▶ [Required work]:
The records below need retyping in full; give them again exactly.
================
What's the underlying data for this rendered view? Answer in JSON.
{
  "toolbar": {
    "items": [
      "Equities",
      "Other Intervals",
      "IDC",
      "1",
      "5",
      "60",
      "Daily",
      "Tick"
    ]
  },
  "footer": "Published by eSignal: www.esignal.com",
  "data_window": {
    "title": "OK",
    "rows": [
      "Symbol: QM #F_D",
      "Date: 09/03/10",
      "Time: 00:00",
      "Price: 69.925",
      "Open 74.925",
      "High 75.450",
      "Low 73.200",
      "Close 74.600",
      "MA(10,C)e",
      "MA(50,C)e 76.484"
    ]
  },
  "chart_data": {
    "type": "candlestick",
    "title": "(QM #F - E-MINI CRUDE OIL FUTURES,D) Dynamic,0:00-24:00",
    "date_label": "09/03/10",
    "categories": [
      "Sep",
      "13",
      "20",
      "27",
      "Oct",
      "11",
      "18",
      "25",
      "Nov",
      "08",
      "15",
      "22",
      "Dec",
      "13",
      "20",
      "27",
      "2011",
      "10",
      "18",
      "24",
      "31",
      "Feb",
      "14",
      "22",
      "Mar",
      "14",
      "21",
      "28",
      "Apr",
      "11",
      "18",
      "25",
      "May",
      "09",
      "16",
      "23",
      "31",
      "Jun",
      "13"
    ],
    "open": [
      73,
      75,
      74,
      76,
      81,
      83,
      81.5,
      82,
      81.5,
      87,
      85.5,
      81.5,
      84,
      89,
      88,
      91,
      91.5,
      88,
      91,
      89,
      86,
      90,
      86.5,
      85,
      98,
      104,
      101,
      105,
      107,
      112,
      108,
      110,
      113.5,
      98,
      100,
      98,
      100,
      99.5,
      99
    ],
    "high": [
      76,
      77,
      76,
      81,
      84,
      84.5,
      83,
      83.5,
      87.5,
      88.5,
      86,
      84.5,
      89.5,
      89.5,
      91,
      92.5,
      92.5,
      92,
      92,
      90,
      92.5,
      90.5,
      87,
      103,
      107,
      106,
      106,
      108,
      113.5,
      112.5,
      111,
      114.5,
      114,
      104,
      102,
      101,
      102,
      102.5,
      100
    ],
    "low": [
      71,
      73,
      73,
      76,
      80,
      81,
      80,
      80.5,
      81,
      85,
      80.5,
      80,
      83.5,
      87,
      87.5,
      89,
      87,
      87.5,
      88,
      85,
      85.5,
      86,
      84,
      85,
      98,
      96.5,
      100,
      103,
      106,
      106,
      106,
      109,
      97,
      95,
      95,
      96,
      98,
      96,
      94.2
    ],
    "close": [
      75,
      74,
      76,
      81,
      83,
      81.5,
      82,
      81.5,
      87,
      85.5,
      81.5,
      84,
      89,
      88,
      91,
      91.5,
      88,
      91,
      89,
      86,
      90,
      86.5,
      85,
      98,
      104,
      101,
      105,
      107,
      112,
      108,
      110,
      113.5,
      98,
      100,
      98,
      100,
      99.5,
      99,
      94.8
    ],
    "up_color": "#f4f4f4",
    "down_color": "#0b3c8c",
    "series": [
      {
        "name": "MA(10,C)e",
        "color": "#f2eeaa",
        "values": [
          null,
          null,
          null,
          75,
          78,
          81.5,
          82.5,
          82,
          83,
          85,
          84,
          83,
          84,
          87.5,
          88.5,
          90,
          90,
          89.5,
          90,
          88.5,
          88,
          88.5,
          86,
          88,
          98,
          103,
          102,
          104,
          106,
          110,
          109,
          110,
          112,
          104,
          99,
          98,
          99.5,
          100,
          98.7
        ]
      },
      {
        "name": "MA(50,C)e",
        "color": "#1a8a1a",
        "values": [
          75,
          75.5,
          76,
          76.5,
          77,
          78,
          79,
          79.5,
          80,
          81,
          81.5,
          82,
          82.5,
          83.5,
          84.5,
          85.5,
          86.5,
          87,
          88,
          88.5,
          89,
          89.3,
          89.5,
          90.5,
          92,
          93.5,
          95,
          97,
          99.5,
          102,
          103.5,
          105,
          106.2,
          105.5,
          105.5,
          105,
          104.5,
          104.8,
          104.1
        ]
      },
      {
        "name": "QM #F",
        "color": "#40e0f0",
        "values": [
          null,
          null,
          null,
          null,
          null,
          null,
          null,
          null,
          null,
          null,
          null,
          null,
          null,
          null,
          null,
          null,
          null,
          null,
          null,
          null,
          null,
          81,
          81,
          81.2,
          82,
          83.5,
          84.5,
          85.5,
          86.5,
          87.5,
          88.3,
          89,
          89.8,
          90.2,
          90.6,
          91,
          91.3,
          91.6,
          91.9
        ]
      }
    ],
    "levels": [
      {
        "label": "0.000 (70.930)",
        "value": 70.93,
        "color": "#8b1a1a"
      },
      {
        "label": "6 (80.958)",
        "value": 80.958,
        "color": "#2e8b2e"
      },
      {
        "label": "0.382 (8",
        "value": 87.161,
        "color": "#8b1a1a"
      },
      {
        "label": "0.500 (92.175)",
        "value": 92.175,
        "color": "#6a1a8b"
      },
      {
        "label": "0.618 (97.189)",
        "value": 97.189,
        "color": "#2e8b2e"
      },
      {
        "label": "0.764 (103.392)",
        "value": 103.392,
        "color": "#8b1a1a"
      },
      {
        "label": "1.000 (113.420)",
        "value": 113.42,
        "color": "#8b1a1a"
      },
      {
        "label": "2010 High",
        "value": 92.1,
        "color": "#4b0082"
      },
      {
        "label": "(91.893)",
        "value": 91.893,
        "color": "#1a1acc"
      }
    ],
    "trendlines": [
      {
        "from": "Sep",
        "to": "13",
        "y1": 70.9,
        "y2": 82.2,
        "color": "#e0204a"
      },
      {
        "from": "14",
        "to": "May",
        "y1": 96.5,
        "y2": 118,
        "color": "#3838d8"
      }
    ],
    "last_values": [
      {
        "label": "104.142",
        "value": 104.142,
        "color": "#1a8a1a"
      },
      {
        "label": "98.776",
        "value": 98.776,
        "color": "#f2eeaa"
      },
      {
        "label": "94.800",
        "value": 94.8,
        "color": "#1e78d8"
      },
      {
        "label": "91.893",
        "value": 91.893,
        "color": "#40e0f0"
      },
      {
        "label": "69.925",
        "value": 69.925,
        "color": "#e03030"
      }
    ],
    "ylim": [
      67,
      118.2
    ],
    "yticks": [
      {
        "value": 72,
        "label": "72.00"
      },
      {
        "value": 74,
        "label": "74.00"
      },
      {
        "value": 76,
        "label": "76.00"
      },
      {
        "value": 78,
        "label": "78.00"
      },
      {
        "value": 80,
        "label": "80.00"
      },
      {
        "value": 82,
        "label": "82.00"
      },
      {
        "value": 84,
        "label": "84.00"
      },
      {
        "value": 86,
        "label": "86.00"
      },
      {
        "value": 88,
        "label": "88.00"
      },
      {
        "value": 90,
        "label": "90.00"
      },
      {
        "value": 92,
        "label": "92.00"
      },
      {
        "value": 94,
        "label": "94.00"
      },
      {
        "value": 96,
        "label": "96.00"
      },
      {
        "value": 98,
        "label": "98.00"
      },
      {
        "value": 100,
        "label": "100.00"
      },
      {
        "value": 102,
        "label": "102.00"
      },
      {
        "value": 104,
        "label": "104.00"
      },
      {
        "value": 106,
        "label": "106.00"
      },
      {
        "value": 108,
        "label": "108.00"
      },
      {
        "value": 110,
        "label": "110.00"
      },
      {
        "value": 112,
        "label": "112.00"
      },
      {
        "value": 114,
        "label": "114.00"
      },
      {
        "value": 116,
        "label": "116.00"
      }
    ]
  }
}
================
▶ [Task output]:
What's the underlying data for this rendered view? Answer in JSON.
{
  "toolbar": {
    "items": [
      "Equities",
      "Other Intervals",
      "IDC",
      "1",
      "5",
      "60",
      "Daily",
      "Tick"
    ]
  },
  "footer": "Published by eSignal: www.esignal.com",
  "data_window": {
    "title": "OK",
    "rows": [
      "Symbol: QM #F_D",
      "Date: 09/03/10",
      "Time: 00:00",
      "Price: 69.925",
      "Open 74.925",
      "High 75.450",
      "Low 73.200",
      "Close 74.600",
      "MA(10,C)e",
      "MA(50,C)e 76.484"
    ]
  },
  "chart_data": {
    "type": "candlestick",
    "title": "(QM #F - E-MINI CRUDE OIL FUTURES,D) Dynamic,0:00-24:00",
    "date_label": "09/03/10",
    "categories": [
      "Sep",
      "13",
      "20",
      "27",
      "Oct",
      "11",
      "18",
      "25",
      "Nov",
      "08",
      "15",
      "22",
      "Dec",
      "13",
      "20",
      "27",
      "2011",
      "10",
      "18",
      "24",
      "31",
      "Feb",
      "14",
      "22",
      "Mar",
      "14",
      "21",
      "28",
      "Apr",
      "11",
      "18",
      "25",
      "May",
      "09",
      "16",
      "23",
      "31",
      "Jun",
      "13"
    ],
    "open": [
      73,
      75,
      74,
      76,
      81,
      83,
      81.5,
      82,
      81.5,
      87,
      85.5,
      81.5,
      84,
      89,
      88,
      91,
      91.5,
      88,
      91,
      89,
      86,
      90,
      86.5,
      85,
      98,
      104,
      101,
      105,
      107,
      112,
      108,
      110,
      113.5,
      98,
      100,
      98,
      100,
      99.5,
      99
    ],
    "high": [
      76,
      77,
      76,
      81,
      84,
      84.5,
      83,
      83.5,
      87.5,
      88.5,
      86,
      84.5,
      89.5,
      89.5,
      91,
      92.5,
      92.5,
      92,
      92,
      90,
      92.5,
      90.5,
      87,
      103,
      107,
      106,
      106,
      108,
      113.5,
      112.5,
      111,
      114.5,
      114,
      104,
      102,
      101,
      102,
      102.5,
      100
    ],
    "low": [
      71,
      73,
      73,
      76,
      80,
      81,
      80,
      80.5,
      81,
      85,
      80.5,
      80,
      83.5,
      87,
      87.5,
      89,
      87,
      87.5,
      88,
      85,
      85.5,
      86,
      84,
      85,
      98,
      96.5,
      100,
      103,
      106,
      106,
      106,
      109,
      97,
      95,
      95,
      96,
      98,
      96,
      94.2
    ],
    "close": [
      75,
      74,
      76,
      81,
      83,
      81.5,
      82,
      81.5,
      87,
      85.5,
      81.5,
      84,
      89,
      88,
      91,
      91.5,
      88,
      91,
      89,
      86,
      90,
      86.5,
      85,
      98,
      104,
      101,
      105,
      107,
      112,
      108,
      110,
      113.5,
      98,
      100,
      98,
      100,
      99.5,
      99,
      94.8
    ],
    "up_color": "#f4f4f4",
    "down_color": "#0b3c8c",
    "series": [
      {
        "name": "MA(10,C)e",
        "color": "#f2eeaa",
        "values": [
          null,
          null,
          null,
          75,
          78,
          81.5,
          82.5,
          82,
          83,
          85,
          84,
          83,
          84,
          87.5,
          88.5,
          90,
          90,
          89.5,
          90,
          88.5,
          88,
          88.5,
          86,
          88,
          98,
          103,
          102,
          104,
          106,
          110,
          109,
          110,
          112,
          104,
          99,
          98,
          99.5,
          100,
          98.7
        ]
      },
      {
        "name": "MA(50,C)e",
        "color": "#1a8a1a",
        "values": [
          75,
          75.5,
          76,
          76.5,
          77,
          78,
          79,
          79.5,
          80,
          81,
          81.5,
          82,
          82.5,
          83.5,
          84.5,
          85.5,
          86.5,
          87,
          88,
          88.5,
          89,
          89.3,
          89.5,
          90.5,
          92,
          93.5,
          95,
          97,
          99.5,
          102,
          103.5,
          105,
          106.2,
          105.5,
          105.5,
          105,
          104.5,
          104.8,
          104.1
        ]
      },
      {
        "name": "QM #F",
        "color": "#40e0f0",
        "values": [
          null,
          null,
          null,
          null,
          null,
          null,
          null,
          null,
          null,
          null,
          null,
          null,
          null,
          null,
          null,
          null,
          null,
          null,
          null,
          null,
          null,
          81,
          81,
          81.2,
          82,
          83.5,
          84.5,
          85.5,
          86.5,
          87.5,
          88.3,
          89,
          89.8,
          90.2,
          90.6,
          91,
          91.3,
          91.6,
          91.9
        ]
      }
    ],
    "levels": [
      {
        "label": "0.000 (70.930)",
        "value": 70.93,
        "color": "#8b1a1a"
      },
      {
        "label": "6 (80.958)",
        "value": 80.958,
        "color": "#2e8b2e"
      },
      {
        "label": "0.382 (8",
        "value": 87.161,
        "color": "#8b1a1a"
      },
      {
        "label": "0.500 (92.175)",
        "value": 92.175,
        "color": "#6a1a8b"
      },
      {
        "label": "0.618 (97.189)",
        "value": 97.189,
        "color": "#2e8b2e"
      },
      {
        "label": "0.764 (103.392)",
        "value": 103.392,
        "color": "#8b1a1a"
      },
      {
        "label": "1.000 (113.420)",
        "value": 113.42,
        "color": "#8b1a1a"
      },
      {
        "label": "2010 High",
        "value": 92.1,
        "color": "#4b0082"
      },
      {
        "label": "(91.893)",
        "value": 91.893,
        "color": "#1a1acc"
      }
    ],
    "trendlines": [
      {
        "from": "Sep",
        "to": "13",
        "y1": 70.9,
        "y2": 82.2,
        "color": "#e0204a"
      },
      {
        "from": "14",
        "to": "May",
        "y1": 96.5,
        "y2": 118,
        "color": "#3838d8"
      }
    ],
    "last_values": [
      {
        "label": "104.142",
        "value": 104.142,
        "color": "#1a8a1a"
      },
      {
        "label": "98.776",
        "value": 98.776,
        "color": "#f2eeaa"
      },
      {
        "label": "94.800",
        "value": 94.8,
        "color": "#1e78d8"
      },
      {
        "label": "91.893",
        "value": 91.893,
        "color": "#40e0f0"
      },
      {
        "label": "69.925",
        "value": 69.925,
        "color": "#e03030"
      }
    ],
    "ylim": [
      67,
      118.2
    ],
    "yticks": [
      {
        "value": 72,
        "label": "72.00"
      },
      {
        "value": 74,
        "label": "74.00"
      },
      {
        "value": 76,
        "label": "76.00"
      },
      {
        "value": 78,
        "label": "78.00"
      },
      {
        "value": 80,
        "label": "80.00"
      },
      {
        "value": 82,
        "label": "82.00"
      },
      {
        "value": 84,
        "label": "84.00"
      },
      {
        "value": 86,
        "label": "86.00"
      },
      {
        "value": 88,
        "label": "88.00"
      },
      {
        "value": 90,
        "label": "90.00"
      },
      {
        "value": 92,
        "label": "92.00"
      },
      {
        "value": 94,
        "label": "94.00"
      },
      {
        "value": 96,
        "label": "96.00"
      },
      {
        "value": 98,
        "label": "98.00"
      },
      {
        "value": 100,
        "label": "100.00"
      },
      {
        "value": 102,
        "label": "102.00"
      },
      {
        "value": 104,
        "label": "104.00"
      },
      {
        "value": 106,
        "label": "106.00"
      },
      {
        "value": 108,
        "label": "108.00"
      },
      {
        "value": 110,
        "label": "110.00"
      },
      {
        "value": 112,
        "label": "112.00"
      },
      {
        "value": 114,
        "label": "114.00"
      },
      {
        "value": 116,
        "label": "116.00"
      }
    ]
  }
}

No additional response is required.